• [Exercise prompt]:
Rewrite the part of the data that opens with the line containing "stat text: prefer" and closes with the line containing "map land: left <box>0 640 130 733</box>", swapping "label" for "tag" and keeping everything else the same.

start

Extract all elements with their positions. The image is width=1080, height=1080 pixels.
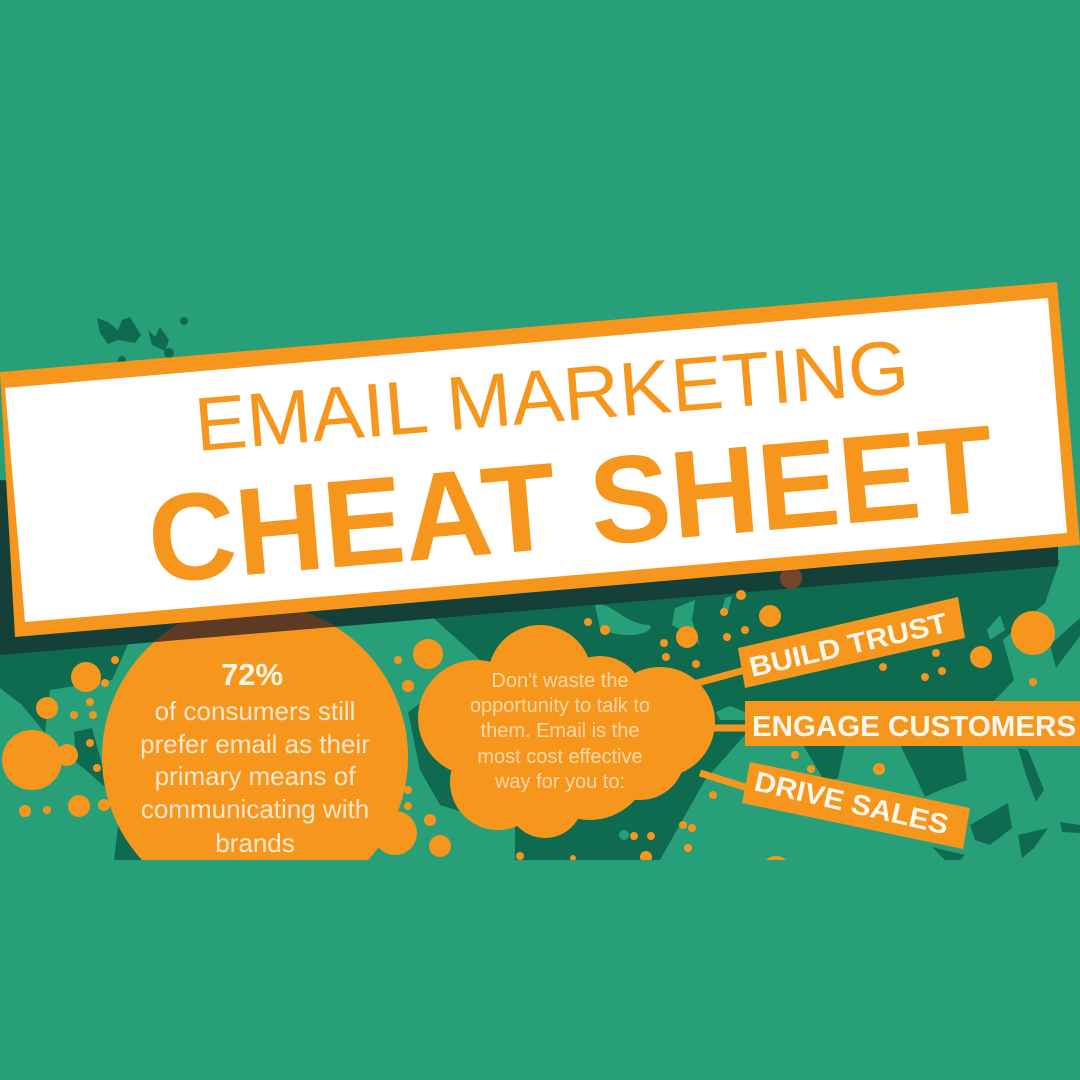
stat text: prefer email as their <box>140 729 370 759</box>
cloud text <box>470 670 650 793</box>
map land: borneo <box>970 803 1012 845</box>
splatter dots <box>2 590 1055 886</box>
stat circle shadowed part <box>154 612 336 642</box>
stat text <box>140 657 370 858</box>
stat text: brands <box>215 828 295 858</box>
map sea: persian gulf <box>716 706 745 720</box>
label: drive sales: DRIVE SALES <box>752 766 952 840</box>
label: build trust: BUILD TRUST <box>746 607 950 683</box>
world map <box>0 317 1080 860</box>
banner frame <box>0 282 1080 637</box>
map land: philippines <box>1018 748 1044 802</box>
label: drive sales <box>742 762 970 849</box>
map land: india <box>804 746 845 780</box>
stat circle <box>102 612 417 860</box>
map land: left <box>0 640 130 733</box>
title line 1: EMAIL MARKETING <box>191 325 912 468</box>
stat text: primary means of <box>155 761 356 791</box>
map land: sumatra <box>932 847 965 860</box>
map land: indonesia <box>1018 828 1048 858</box>
label: build trust <box>738 597 965 688</box>
cloud text: them. Email is the <box>481 720 639 742</box>
shadowed dot <box>780 567 802 589</box>
cloud text: most cost effective <box>477 746 643 768</box>
connector lines <box>690 670 750 788</box>
map sea: korea coast <box>987 615 1005 640</box>
cloud text: Don't waste the <box>491 670 629 692</box>
title line 2: CHEAT SHEET <box>143 400 999 610</box>
map land: africa strip <box>408 700 462 812</box>
cloud <box>418 625 715 838</box>
stat text: communicating with <box>141 794 369 824</box>
stat text: of consumers still <box>155 696 355 726</box>
map land: top scraps <box>97 317 188 364</box>
map land: lower left <box>114 826 142 860</box>
cloud text: way for you to: <box>494 771 625 793</box>
map land: left inner <box>74 728 105 788</box>
banner shadow <box>0 480 1058 655</box>
map land: japan <box>1050 618 1080 668</box>
map sea: caspian <box>672 600 700 645</box>
map land: south-east asia <box>900 745 967 797</box>
map sea: red sea spot <box>619 830 629 840</box>
label: engage customers: ENGAGE CUSTOMERS <box>752 711 1076 743</box>
map sea: aral <box>722 596 732 612</box>
map sea: black sea <box>595 604 650 635</box>
map land: central asia <box>430 560 1060 860</box>
banner white panel <box>5 298 1067 622</box>
label: engage customers <box>745 701 1080 746</box>
stat text: 72% <box>221 657 283 692</box>
cloud text: opportunity to talk to <box>470 695 650 717</box>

end

• [Result for this exercise]:
stat text: prefer email as their <box>140 729 370 759</box>
cloud text <box>470 670 650 793</box>
map land: borneo <box>970 803 1012 845</box>
splatter dots <box>2 590 1055 886</box>
stat circle shadowed part <box>154 612 336 642</box>
stat text <box>140 657 370 858</box>
stat text: brands <box>215 828 295 858</box>
map sea: persian gulf <box>716 706 745 720</box>
tag: drive sales: DRIVE SALES <box>752 766 952 840</box>
tag: build trust: BUILD TRUST <box>746 607 950 683</box>
world map <box>0 317 1080 860</box>
banner frame <box>0 282 1080 637</box>
map land: philippines <box>1018 748 1044 802</box>
tag: drive sales <box>742 762 970 849</box>
map land: india <box>804 746 845 780</box>
stat circle <box>102 612 417 860</box>
map land: left <box>0 640 130 733</box>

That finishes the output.